◆ AIM OF THE TASK ◆
Print word for word the stretch of the blog post about the rejected atheist donation that starts with the words "When the Atheist" and ends after the words "a serious issue.".

═══ SOURCE EXCERPT

When the Atheist has a Better Understanding of the Gospel than the Christian

An atheist gives $100.00 to an American Baptist Church sponsored mission in Muskogee, Oklahoma only to have that money be rejected. A children’s home rejecting money creates quite a bit of press with a Go Fund Me attracting other atheists, secularists and some Christians angry that this this Baptist Ministry acted the way they did. This post reminds us that discrimination against atheists and skeptics is still a serious issue.

“Well this Christian is willing to an Atheist his money for a good cause.”

Wade Prather in Go Fund Me

“We atheists care about people just as much as any theist. Kuddos to you for doing the right thing and helping these children!”

Laura Maurer in Go Fund Me

“Hello! I am a Christian and former social worker. I think the donation was a wonderful act of charity, and the children deserved the funds you offered. The man who rejected your donation failed to understand the proverb of the Good Samaritan; he refused to accept your charity because it would mean “the atheists” are his neighbors. Well guess what? You’re my neighbor. Have a fantastic day, and thank you for your generosity.”

Laura Melouf in Go Fund Me

“I’m angry that I know more about their damn religion than they do!”

Greta Christina at the 2012 Reason Rally


The Ongoing Issue of Evangelical Christian Discrimination Against Atheists

Writing about Fellowship Memphis has been front and center here at this blog but I learned of an atheist story out of Oklahoma and put it on the pile of articles to write about. Of all the articles I get to pen the ones I enjoy the most have to deal with the atheist, secular or non-theist movements. There is so much to understand theand I love to learn. The reason why I like to write about this issue is for a couple of reasons. The first is that I went through a very painful faith crisis where I pushed back from Christianity for several years and proclaimed myself as an agnostic. I read and consumed so much atheist material I never knew what I was going to do with it. But there is another issue related to the atheist community that is near and dear to me, and its this topic. I am deeply concerned and upset with all the discrimination that many atheists have to deal with and are subjected. Its my goal as a committed Christian to challenge my camp to be better and to call it out when I see it. I am determined to write about this issue as it occurs and to cover and report on it . For a better understanding of this topic I would like to refer you to an article I wrote a while back called, “The Issue of Christian Discrimination Against Atheists.”  But this is a serious issue and its one that needs attention called to it, and its one of the goals of this blog.

══════
═══ INFORMATION SHOWN

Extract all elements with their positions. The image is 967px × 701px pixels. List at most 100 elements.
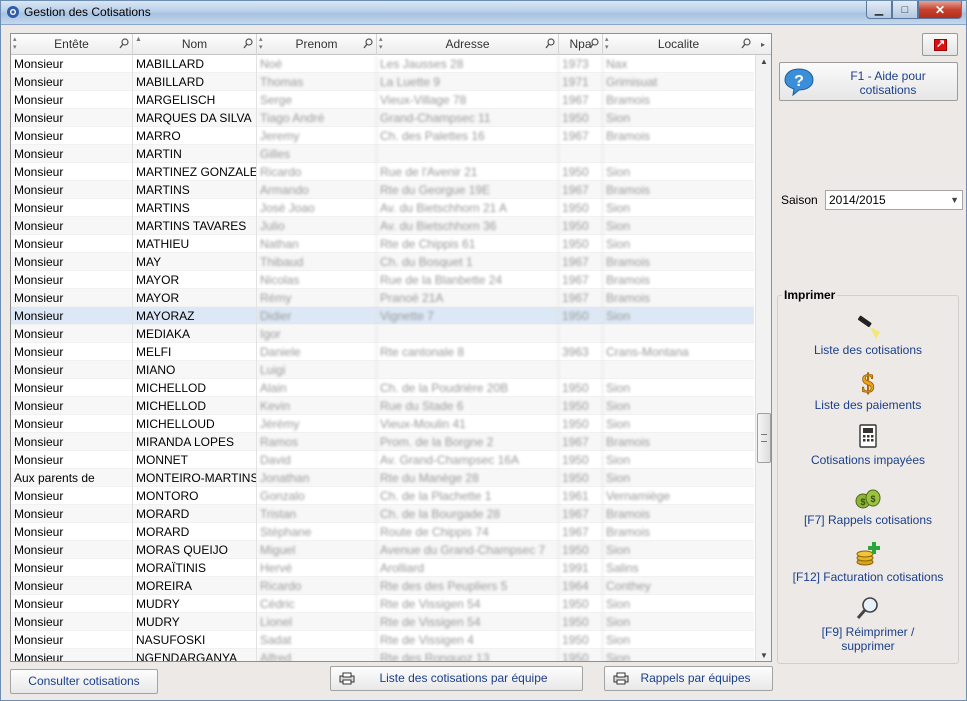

══════

◆ ANSWER TO THE TASK ◆
When the Atheist has a Better Understanding of the Gospel than the Christian

An atheist gives $100.00 to an American Baptist Church sponsored mission in Muskogee, Oklahoma only to have that money be rejected. A children’s home rejecting money creates quite a bit of press with a Go Fund Me attracting other atheists, secularists and some Christians angry that this this Baptist Ministry acted the way they did. This post reminds us that discrimination against atheists and skeptics is still a serious issue.